Dataset items:
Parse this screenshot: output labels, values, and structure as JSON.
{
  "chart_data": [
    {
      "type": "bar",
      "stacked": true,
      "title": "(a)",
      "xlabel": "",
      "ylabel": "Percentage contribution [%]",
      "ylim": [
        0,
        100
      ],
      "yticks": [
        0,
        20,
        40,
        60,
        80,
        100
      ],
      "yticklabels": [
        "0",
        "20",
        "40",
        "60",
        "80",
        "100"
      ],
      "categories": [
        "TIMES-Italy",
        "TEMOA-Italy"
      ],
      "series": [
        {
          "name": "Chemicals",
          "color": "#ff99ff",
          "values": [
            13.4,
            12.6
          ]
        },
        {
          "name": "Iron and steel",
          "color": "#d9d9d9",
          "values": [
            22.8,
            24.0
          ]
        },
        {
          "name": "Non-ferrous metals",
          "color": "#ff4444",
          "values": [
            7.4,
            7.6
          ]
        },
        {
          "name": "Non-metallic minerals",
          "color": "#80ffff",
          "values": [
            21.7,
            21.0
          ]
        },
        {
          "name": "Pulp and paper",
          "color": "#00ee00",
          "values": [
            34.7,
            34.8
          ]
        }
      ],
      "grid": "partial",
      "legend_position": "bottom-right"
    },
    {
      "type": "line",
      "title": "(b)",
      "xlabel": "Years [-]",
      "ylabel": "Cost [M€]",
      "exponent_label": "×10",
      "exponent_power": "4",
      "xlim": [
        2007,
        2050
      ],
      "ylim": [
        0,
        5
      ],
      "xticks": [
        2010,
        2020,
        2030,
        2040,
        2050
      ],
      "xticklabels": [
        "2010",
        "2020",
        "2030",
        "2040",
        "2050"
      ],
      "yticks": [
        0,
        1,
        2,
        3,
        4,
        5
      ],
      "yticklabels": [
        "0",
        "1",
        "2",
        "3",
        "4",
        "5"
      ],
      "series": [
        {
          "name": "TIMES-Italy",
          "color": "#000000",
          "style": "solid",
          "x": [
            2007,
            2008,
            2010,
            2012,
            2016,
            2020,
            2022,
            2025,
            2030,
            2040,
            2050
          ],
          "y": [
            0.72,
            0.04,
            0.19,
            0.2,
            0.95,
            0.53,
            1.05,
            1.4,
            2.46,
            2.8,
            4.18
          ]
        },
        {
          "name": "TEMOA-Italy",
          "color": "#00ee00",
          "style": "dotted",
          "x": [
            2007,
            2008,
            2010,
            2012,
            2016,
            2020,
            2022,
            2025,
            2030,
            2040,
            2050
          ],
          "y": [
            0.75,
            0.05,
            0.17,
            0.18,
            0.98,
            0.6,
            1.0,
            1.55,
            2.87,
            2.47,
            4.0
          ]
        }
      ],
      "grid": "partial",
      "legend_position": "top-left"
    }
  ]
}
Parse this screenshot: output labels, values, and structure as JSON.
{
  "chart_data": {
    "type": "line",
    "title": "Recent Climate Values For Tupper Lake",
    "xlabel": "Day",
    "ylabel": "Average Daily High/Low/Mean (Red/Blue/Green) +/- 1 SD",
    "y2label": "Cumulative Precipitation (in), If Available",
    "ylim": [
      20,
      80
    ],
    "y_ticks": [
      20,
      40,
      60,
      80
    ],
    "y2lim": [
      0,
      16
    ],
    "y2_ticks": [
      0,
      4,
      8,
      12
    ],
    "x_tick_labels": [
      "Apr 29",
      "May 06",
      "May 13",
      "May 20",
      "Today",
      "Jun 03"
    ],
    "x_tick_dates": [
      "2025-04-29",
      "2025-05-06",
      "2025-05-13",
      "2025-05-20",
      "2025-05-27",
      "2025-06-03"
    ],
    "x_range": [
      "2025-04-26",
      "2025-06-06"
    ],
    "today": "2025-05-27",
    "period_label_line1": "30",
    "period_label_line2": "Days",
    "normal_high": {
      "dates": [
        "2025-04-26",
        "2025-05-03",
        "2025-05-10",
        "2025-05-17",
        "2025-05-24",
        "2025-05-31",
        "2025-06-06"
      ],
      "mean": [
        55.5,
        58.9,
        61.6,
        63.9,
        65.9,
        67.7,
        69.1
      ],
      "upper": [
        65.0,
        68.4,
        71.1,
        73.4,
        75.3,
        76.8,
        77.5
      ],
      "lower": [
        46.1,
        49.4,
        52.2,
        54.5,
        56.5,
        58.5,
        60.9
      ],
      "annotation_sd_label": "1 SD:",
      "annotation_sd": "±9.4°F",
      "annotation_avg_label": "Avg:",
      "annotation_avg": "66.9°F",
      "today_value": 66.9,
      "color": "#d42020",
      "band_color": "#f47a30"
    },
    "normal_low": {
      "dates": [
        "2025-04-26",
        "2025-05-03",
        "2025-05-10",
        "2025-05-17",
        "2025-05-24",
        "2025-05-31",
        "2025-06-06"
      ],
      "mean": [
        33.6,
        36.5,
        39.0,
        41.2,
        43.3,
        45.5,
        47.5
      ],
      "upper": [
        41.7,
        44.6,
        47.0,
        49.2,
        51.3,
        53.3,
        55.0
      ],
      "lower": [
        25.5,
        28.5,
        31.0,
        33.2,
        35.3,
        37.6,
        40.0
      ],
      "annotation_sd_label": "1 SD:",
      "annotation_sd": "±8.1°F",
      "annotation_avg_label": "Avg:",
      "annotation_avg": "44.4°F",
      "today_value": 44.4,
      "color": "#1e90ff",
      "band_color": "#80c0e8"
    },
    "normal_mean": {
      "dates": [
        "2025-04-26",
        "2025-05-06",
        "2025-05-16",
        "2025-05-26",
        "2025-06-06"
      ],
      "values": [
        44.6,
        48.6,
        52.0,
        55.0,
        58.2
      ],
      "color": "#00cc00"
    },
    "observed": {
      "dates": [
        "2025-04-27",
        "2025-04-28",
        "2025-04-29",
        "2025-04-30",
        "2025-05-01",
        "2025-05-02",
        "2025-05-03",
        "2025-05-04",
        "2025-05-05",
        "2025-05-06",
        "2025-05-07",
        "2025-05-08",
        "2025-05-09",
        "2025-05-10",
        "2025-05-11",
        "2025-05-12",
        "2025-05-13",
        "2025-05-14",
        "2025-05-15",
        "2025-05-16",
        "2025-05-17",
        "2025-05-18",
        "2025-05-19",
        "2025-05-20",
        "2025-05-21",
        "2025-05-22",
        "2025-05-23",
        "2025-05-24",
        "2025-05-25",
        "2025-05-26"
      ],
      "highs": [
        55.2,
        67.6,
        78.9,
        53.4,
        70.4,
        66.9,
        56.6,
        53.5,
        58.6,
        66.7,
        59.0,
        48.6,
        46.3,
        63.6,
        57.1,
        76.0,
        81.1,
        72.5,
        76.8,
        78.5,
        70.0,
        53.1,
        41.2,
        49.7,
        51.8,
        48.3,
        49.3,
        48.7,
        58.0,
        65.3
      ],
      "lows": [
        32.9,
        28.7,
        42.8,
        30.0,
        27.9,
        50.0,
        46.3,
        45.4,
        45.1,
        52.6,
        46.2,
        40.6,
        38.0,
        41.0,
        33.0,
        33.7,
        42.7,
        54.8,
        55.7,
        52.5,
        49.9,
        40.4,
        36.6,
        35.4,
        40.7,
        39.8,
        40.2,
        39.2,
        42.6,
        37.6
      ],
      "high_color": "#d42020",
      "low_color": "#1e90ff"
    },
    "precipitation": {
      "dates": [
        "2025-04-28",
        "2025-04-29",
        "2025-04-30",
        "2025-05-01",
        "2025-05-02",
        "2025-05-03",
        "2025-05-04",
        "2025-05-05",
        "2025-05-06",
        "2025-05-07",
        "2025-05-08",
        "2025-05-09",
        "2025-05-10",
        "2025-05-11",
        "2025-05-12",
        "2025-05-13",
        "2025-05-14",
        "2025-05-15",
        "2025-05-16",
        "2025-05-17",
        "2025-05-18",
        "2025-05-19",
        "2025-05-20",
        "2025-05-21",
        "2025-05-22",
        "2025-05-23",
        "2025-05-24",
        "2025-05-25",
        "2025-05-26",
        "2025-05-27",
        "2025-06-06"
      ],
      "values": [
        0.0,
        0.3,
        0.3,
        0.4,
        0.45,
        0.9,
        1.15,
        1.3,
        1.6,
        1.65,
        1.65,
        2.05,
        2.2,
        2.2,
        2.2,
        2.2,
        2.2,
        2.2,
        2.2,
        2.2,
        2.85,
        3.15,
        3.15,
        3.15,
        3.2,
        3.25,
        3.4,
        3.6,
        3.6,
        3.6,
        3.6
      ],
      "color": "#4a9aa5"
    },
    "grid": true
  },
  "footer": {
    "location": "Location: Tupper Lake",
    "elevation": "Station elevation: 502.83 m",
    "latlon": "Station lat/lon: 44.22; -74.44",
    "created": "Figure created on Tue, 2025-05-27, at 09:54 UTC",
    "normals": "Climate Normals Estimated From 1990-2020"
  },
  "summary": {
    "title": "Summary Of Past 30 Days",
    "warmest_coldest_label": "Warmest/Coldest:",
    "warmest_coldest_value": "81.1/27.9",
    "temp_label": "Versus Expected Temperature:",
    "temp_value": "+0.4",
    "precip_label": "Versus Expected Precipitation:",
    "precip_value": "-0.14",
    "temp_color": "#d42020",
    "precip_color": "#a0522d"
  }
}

## Problem statement
Locate the word "Climate" in the entries, and copy every line where it is found.

## Finished exercise
    "title": "Recent Climate Values For Tupper Lake",
    "normals": "Climate Normals Estimated From 1990-2020"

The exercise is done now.